* **Work to be completed**
Copy these rows word for word, beginning at the line that contains "Patent image size: (472, 569)." and going on through the end of the rows.

[Collection entries]
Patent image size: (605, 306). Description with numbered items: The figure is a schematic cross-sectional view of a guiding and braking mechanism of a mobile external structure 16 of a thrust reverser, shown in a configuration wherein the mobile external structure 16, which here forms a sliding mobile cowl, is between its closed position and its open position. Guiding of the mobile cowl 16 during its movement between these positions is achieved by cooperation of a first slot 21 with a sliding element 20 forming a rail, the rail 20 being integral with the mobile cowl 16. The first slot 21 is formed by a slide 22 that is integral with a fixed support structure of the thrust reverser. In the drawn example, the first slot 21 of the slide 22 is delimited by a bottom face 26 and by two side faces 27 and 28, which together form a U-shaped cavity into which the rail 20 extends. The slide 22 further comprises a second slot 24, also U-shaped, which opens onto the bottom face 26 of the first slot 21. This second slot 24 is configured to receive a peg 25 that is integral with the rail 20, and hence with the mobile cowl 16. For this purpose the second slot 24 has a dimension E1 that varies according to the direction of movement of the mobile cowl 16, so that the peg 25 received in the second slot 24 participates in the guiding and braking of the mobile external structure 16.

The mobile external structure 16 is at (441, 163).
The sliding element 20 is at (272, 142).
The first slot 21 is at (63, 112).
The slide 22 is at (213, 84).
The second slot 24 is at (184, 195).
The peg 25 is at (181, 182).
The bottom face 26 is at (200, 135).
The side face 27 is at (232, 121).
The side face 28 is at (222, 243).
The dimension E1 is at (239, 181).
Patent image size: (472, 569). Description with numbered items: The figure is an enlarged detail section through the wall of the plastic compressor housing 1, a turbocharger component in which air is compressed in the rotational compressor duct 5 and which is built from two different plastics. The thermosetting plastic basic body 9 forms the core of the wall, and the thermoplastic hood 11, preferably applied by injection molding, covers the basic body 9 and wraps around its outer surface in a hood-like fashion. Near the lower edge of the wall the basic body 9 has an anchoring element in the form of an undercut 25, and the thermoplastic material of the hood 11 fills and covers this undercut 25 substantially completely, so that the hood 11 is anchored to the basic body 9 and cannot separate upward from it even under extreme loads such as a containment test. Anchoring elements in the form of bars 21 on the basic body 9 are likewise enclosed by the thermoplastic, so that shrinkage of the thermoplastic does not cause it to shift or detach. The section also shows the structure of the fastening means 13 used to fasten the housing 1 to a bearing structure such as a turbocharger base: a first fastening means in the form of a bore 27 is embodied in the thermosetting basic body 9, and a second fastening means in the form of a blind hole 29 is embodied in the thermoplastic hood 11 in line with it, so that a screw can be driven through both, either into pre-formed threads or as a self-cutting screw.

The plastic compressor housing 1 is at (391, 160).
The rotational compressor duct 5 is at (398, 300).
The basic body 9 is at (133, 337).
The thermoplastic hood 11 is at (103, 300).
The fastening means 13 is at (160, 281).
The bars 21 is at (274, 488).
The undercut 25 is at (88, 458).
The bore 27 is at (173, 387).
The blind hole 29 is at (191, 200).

* **Solved problem**
Patent image size: (472, 569). Description with numbered items: The figure is an enlarged detail section through the wall of the plastic compressor housing 1, a turbocharger component in which air is compressed in the rotational compressor duct 5 and which is built from two different plastics. The thermosetting plastic basic body 9 forms the core of the wall, and the thermoplastic hood 11, preferably applied by injection molding, covers the basic body 9 and wraps around its outer surface in a hood-like fashion. Near the lower edge of the wall the basic body 9 has an anchoring element in the form of an undercut 25, and the thermoplastic material of the hood 11 fills and covers this undercut 25 substantially completely, so that the hood 11 is anchored to the basic body 9 and cannot separate upward from it even under extreme loads such as a containment test. Anchoring elements in the form of bars 21 on the basic body 9 are likewise enclosed by the thermoplastic, so that shrinkage of the thermoplastic does not cause it to shift or detach. The section also shows the structure of the fastening means 13 used to fasten the housing 1 to a bearing structure such as a turbocharger base: a first fastening means in the form of a bore 27 is embodied in the thermosetting basic body 9, and a second fastening means in the form of a blind hole 29 is embodied in the thermoplastic hood 11 in line with it, so that a screw can be driven through both, either into pre-formed threads or as a self-cutting screw.

The plastic compressor housing 1 is at (391, 160).
The rotational compressor duct 5 is at (398, 300).
The basic body 9 is at (133, 337).
The thermoplastic hood 11 is at (103, 300).
The fastening means 13 is at (160, 281).
The bars 21 is at (274, 488).
The undercut 25 is at (88, 458).
The bore 27 is at (173, 387).
The blind hole 29 is at (191, 200).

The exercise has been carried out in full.